┌──

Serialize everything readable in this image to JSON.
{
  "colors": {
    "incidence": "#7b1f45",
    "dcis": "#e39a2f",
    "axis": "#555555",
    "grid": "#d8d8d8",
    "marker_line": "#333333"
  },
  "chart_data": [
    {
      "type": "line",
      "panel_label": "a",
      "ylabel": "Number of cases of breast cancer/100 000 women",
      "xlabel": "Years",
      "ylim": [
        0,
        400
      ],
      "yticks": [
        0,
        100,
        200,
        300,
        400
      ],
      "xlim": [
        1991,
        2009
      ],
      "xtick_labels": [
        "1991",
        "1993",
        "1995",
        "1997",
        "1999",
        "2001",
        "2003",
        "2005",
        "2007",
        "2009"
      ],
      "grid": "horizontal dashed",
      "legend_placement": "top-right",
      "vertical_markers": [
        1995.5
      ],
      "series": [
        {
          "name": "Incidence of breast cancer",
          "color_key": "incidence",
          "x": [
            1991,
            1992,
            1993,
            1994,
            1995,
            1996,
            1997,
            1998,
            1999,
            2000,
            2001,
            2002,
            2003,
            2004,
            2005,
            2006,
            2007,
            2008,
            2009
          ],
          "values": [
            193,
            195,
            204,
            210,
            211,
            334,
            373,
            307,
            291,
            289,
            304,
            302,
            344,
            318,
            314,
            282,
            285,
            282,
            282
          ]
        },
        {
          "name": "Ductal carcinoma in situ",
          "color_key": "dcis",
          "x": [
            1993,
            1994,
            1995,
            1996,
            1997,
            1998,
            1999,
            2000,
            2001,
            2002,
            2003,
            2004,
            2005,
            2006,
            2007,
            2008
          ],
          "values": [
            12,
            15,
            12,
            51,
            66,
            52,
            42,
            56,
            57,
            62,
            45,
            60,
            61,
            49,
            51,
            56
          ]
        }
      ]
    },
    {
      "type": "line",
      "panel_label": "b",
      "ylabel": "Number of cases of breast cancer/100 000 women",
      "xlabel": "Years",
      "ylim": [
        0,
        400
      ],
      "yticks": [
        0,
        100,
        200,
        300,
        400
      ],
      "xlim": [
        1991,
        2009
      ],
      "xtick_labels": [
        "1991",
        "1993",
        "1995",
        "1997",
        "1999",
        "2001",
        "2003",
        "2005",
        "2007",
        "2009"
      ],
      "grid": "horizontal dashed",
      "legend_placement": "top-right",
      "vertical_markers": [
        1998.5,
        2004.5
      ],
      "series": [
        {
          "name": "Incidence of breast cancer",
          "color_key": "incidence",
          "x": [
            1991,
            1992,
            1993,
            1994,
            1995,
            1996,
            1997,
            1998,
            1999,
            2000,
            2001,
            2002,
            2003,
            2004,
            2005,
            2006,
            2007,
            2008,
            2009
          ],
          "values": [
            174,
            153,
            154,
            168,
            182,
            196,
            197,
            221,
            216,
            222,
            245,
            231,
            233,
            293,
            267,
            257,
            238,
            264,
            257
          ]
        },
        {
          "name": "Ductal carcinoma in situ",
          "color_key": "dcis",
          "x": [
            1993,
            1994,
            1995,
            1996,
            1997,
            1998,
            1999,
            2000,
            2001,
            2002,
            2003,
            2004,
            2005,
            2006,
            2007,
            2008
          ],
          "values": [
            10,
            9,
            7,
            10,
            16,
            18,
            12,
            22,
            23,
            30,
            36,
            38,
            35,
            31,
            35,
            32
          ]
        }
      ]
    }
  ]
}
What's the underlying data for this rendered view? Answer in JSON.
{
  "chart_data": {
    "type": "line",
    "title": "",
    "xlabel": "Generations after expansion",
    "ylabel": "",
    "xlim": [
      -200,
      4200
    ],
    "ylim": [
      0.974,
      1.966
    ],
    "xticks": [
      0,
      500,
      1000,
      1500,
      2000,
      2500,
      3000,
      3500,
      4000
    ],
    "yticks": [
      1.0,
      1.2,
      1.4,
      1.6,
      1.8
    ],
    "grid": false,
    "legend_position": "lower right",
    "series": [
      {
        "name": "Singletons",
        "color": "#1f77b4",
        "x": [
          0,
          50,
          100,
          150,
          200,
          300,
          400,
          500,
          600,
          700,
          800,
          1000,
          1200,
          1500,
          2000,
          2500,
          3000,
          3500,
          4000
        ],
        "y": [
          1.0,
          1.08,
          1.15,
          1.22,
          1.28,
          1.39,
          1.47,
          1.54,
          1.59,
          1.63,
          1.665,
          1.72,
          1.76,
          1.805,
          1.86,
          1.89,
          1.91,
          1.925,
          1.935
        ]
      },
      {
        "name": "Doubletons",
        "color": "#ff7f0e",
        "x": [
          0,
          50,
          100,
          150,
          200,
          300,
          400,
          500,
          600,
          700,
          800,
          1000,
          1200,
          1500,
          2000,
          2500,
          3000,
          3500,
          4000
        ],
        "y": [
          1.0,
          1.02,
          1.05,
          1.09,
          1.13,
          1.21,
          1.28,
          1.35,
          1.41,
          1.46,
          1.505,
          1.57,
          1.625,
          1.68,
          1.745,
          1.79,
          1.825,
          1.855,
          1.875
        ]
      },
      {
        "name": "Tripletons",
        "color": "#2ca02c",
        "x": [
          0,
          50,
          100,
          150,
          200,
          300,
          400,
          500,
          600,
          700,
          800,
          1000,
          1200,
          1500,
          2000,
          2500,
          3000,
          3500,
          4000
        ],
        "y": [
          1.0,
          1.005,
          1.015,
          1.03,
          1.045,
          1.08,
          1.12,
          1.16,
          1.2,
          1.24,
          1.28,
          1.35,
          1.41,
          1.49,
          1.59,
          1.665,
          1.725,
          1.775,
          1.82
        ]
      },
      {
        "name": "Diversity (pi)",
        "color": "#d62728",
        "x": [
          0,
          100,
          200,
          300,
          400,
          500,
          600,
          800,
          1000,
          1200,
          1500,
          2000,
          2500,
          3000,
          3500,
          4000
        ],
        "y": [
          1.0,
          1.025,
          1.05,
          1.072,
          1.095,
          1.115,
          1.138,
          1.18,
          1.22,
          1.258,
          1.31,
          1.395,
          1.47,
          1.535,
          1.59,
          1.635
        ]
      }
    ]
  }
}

└──

_What to produce_. From the records above, extract every line exactly as it stands.

_Response to the exercise_.
Serialize everything readable in this image to JSON.
{
  "colors": {
    "incidence": "#7b1f45",
    "dcis": "#e39a2f",
    "axis": "#555555",
    "grid": "#d8d8d8",
    "marker_line": "#333333"
  },
  "chart_data": [
    {
      "type": "line",
      "panel_label": "a",
      "ylabel": "Number of cases of breast cancer/100 000 women",
      "xlabel": "Years",
      "ylim": [
        0,
        400
      ],
      "yticks": [
        0,
        100,
        200,
        300,
        400
      ],
      "xlim": [
        1991,
        2009
      ],
      "xtick_labels": [
        "1991",
        "1993",
        "1995",
        "1997",
        "1999",
        "2001",
        "2003",
        "2005",
        "2007",
        "2009"
      ],
      "grid": "horizontal dashed",
      "legend_placement": "top-right",
      "vertical_markers": [
        1995.5
      ],
      "series": [
        {
          "name": "Incidence of breast cancer",
          "color_key": "incidence",
          "x": [
            1991,
            1992,
            1993,
            1994,
            1995,
            1996,
            1997,
            1998,
            1999,
            2000,
            2001,
            2002,
            2003,
            2004,
            2005,
            2006,
            2007,
            2008,
            2009
          ],
          "values": [
            193,
            195,
            204,
            210,
            211,
            334,
            373,
            307,
            291,
            289,
            304,
            302,
            344,
            318,
            314,
            282,
            285,
            282,
            282
          ]
        },
        {
          "name": "Ductal carcinoma in situ",
          "color_key": "dcis",
          "x": [
            1993,
            1994,
            1995,
            1996,
            1997,
            1998,
            1999,
            2000,
            2001,
            2002,
            2003,
            2004,
            2005,
            2006,
            2007,
            2008
          ],
          "values": [
            12,
            15,
            12,
            51,
            66,
            52,
            42,
            56,
            57,
            62,
            45,
            60,
            61,
            49,
            51,
            56
          ]
        }
      ]
    },
    {
      "type": "line",
      "panel_label": "b",
      "ylabel": "Number of cases of breast cancer/100 000 women",
      "xlabel": "Years",
      "ylim": [
        0,
        400
      ],
      "yticks": [
        0,
        100,
        200,
        300,
        400
      ],
      "xlim": [
        1991,
        2009
      ],
      "xtick_labels": [
        "1991",
        "1993",
        "1995",
        "1997",
        "1999",
        "2001",
        "2003",
        "2005",
        "2007",
        "2009"
      ],
      "grid": "horizontal dashed",
      "legend_placement": "top-right",
      "vertical_markers": [
        1998.5,
        2004.5
      ],
      "series": [
        {
          "name": "Incidence of breast cancer",
          "color_key": "incidence",
          "x": [
            1991,
            1992,
            1993,
            1994,
            1995,
            1996,
            1997,
            1998,
            1999,
            2000,
            2001,
            2002,
            2003,
            2004,
            2005,
            2006,
            2007,
            2008,
            2009
          ],
          "values": [
            174,
            153,
            154,
            168,
            182,
            196,
            197,
            221,
            216,
            222,
            245,
            231,
            233,
            293,
            267,
            257,
            238,
            264,
            257
          ]
        },
        {
          "name": "Ductal carcinoma in situ",
          "color_key": "dcis",
          "x": [
            1993,
            1994,
            1995,
            1996,
            1997,
            1998,
            1999,
            2000,
            2001,
            2002,
            2003,
            2004,
            2005,
            2006,
            2007,
            2008
          ],
          "values": [
            10,
            9,
            7,
            10,
            16,
            18,
            12,
            22,
            23,
            30,
            36,
            38,
            35,
            31,
            35,
            32
          ]
        }
      ]
    }
  ]
}
What's the underlying data for this rendered view? Answer in JSON.
{
  "chart_data": {
    "type": "line",
    "title": "",
    "xlabel": "Generations after expansion",
    "ylabel": "",
    "xlim": [
      -200,
      4200
    ],
    "ylim": [
      0.974,
      1.966
    ],
    "xticks": [
      0,
      500,
      1000,
      1500,
      2000,
      2500,
      3000,
      3500,
      4000
    ],
    "yticks": [
      1.0,
      1.2,
      1.4,
      1.6,
      1.8
    ],
    "grid": false,
    "legend_position": "lower right",
    "series": [
      {
        "name": "Singletons",
        "color": "#1f77b4",
        "x": [
          0,
          50,
          100,
          150,
          200,
          300,
          400,
          500,
          600,
          700,
          800,
          1000,
          1200,
          1500,
          2000,
          2500,
          3000,
          3500,
          4000
        ],
        "y": [
          1.0,
          1.08,
          1.15,
          1.22,
          1.28,
          1.39,
          1.47,
          1.54,
          1.59,
          1.63,
          1.665,
          1.72,
          1.76,
          1.805,
          1.86,
          1.89,
          1.91,
          1.925,
          1.935
        ]
      },
      {
        "name": "Doubletons",
        "color": "#ff7f0e",
        "x": [
          0,
          50,
          100,
          150,
          200,
          300,
          400,
          500,
          600,
          700,
          800,
          1000,
          1200,
          1500,
          2000,
          2500,
          3000,
          3500,
          4000
        ],
        "y": [
          1.0,
          1.02,
          1.05,
          1.09,
          1.13,
          1.21,
          1.28,
          1.35,
          1.41,
          1.46,
          1.505,
          1.57,
          1.625,
          1.68,
          1.745,
          1.79,
          1.825,
          1.855,
          1.875
        ]
      },
      {
        "name": "Tripletons",
        "color": "#2ca02c",
        "x": [
          0,
          50,
          100,
          150,
          200,
          300,
          400,
          500,
          600,
          700,
          800,
          1000,
          1200,
          1500,
          2000,
          2500,
          3000,
          3500,
          4000
        ],
        "y": [
          1.0,
          1.005,
          1.015,
          1.03,
          1.045,
          1.08,
          1.12,
          1.16,
          1.2,
          1.24,
          1.28,
          1.35,
          1.41,
          1.49,
          1.59,
          1.665,
          1.725,
          1.775,
          1.82
        ]
      },
      {
        "name": "Diversity (pi)",
        "color": "#d62728",
        "x": [
          0,
          100,
          200,
          300,
          400,
          500,
          600,
          800,
          1000,
          1200,
          1500,
          2000,
          2500,
          3000,
          3500,
          4000
        ],
        "y": [
          1.0,
          1.025,
          1.05,
          1.072,
          1.095,
          1.115,
          1.138,
          1.18,
          1.22,
          1.258,
          1.31,
          1.395,
          1.47,
          1.535,
          1.59,
          1.635
        ]
      }
    ]
  }
}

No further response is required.